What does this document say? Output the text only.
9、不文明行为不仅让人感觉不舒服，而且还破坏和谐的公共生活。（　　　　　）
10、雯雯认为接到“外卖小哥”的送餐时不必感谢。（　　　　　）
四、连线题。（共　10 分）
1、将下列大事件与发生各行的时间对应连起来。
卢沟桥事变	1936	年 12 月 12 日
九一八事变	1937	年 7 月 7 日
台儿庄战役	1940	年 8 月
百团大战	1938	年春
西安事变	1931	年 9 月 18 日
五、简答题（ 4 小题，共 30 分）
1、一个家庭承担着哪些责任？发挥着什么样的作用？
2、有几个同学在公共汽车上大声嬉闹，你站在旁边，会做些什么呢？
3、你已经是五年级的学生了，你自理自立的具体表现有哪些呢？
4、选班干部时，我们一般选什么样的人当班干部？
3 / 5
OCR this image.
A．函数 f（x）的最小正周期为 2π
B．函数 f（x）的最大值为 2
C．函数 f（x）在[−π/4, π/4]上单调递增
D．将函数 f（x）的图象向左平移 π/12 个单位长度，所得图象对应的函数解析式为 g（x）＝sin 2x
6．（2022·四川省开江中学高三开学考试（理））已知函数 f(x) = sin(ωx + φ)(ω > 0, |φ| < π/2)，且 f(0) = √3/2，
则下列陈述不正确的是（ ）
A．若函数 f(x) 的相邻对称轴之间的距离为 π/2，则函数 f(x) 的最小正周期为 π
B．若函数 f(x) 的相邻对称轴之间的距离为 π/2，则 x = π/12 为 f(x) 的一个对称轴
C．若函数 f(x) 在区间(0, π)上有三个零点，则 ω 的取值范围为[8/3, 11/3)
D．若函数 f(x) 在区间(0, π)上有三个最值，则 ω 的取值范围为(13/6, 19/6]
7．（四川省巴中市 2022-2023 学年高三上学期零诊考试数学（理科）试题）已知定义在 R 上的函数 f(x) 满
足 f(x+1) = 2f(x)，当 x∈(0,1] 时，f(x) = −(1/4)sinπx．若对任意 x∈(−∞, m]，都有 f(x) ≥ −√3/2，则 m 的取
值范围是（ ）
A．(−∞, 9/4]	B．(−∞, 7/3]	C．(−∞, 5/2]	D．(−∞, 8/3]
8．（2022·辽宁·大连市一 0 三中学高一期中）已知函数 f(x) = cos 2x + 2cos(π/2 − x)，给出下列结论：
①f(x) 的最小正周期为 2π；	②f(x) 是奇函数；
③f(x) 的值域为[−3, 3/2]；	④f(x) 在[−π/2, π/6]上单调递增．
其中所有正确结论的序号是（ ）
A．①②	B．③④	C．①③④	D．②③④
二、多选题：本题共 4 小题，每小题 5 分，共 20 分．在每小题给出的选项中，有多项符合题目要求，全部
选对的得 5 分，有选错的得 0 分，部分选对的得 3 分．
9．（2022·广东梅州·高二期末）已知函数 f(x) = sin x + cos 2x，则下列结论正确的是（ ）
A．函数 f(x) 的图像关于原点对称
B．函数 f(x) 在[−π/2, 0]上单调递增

★ ★ ★

What to produce:
Keep only the lines from the one containing "OCR this image." to the end of the entries, and repeat them exactly.

Solution:
OCR this image.
A．函数 f（x）的最小正周期为 2π
B．函数 f（x）的最大值为 2
C．函数 f（x）在[−π/4, π/4]上单调递增
D．将函数 f（x）的图象向左平移 π/12 个单位长度，所得图象对应的函数解析式为 g（x）＝sin 2x
6．（2022·四川省开江中学高三开学考试（理））已知函数 f(x) = sin(ωx + φ)(ω > 0, |φ| < π/2)，且 f(0) = √3/2，
则下列陈述不正确的是（ ）
A．若函数 f(x) 的相邻对称轴之间的距离为 π/2，则函数 f(x) 的最小正周期为 π
B．若函数 f(x) 的相邻对称轴之间的距离为 π/2，则 x = π/12 为 f(x) 的一个对称轴
C．若函数 f(x) 在区间(0, π)上有三个零点，则 ω 的取值范围为[8/3, 11/3)
D．若函数 f(x) 在区间(0, π)上有三个最值，则 ω 的取值范围为(13/6, 19/6]
7．（四川省巴中市 2022-2023 学年高三上学期零诊考试数学（理科）试题）已知定义在 R 上的函数 f(x) 满
足 f(x+1) = 2f(x)，当 x∈(0,1] 时，f(x) = −(1/4)sinπx．若对任意 x∈(−∞, m]，都有 f(x) ≥ −√3/2，则 m 的取
值范围是（ ）
A．(−∞, 9/4]	B．(−∞, 7/3]	C．(−∞, 5/2]	D．(−∞, 8/3]
8．（2022·辽宁·大连市一 0 三中学高一期中）已知函数 f(x) = cos 2x + 2cos(π/2 − x)，给出下列结论：
①f(x) 的最小正周期为 2π；	②f(x) 是奇函数；
③f(x) 的值域为[−3, 3/2]；	④f(x) 在[−π/2, π/6]上单调递增．
其中所有正确结论的序号是（ ）
A．①②	B．③④	C．①③④	D．②③④
二、多选题：本题共 4 小题，每小题 5 分，共 20 分．在每小题给出的选项中，有多项符合题目要求，全部
选对的得 5 分，有选错的得 0 分，部分选对的得 3 分．
9．（2022·广东梅州·高二期末）已知函数 f(x) = sin x + cos 2x，则下列结论正确的是（ ）
A．函数 f(x) 的图像关于原点对称
B．函数 f(x) 在[−π/2, 0]上单调递增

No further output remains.